— Start of TASK INPUTS —
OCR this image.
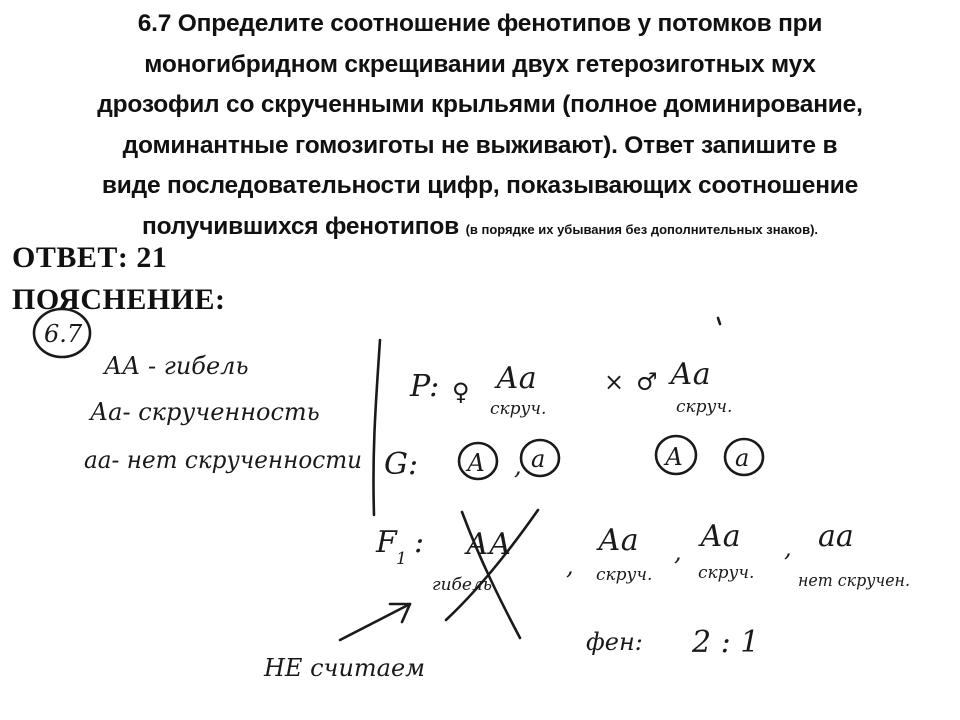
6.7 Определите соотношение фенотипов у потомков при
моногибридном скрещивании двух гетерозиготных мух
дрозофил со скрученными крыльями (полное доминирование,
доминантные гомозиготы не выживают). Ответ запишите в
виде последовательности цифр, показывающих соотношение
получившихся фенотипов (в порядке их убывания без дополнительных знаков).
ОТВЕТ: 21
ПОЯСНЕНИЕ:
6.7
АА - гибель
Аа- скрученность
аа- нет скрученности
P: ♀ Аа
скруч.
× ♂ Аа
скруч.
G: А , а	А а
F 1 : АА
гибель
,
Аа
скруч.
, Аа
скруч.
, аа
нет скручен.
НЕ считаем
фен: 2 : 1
— End of TASK INPUTS —
- [WHAT THIS TASK INVOLVES]: Reproduce the material word for word. Any pictures should be left out of the copy.

- [FULL OUTPUT]:
OCR this image.
6.7 Определите соотношение фенотипов у потомков при
моногибридном скрещивании двух гетерозиготных мух
дрозофил со скрученными крыльями (полное доминирование,
доминантные гомозиготы не выживают). Ответ запишите в
виде последовательности цифр, показывающих соотношение
получившихся фенотипов (в порядке их убывания без дополнительных знаков).
ОТВЕТ: 21
ПОЯСНЕНИЕ:
6.7
АА - гибель
Аа- скрученность
аа- нет скрученности
P: ♀ Аа
скруч.
× ♂ Аа
скруч.
G: А , а	А а
F 1 : АА
гибель
,
Аа
скруч.
, Аа
скруч.
, аа
нет скручен.
НЕ считаем
фен: 2 : 1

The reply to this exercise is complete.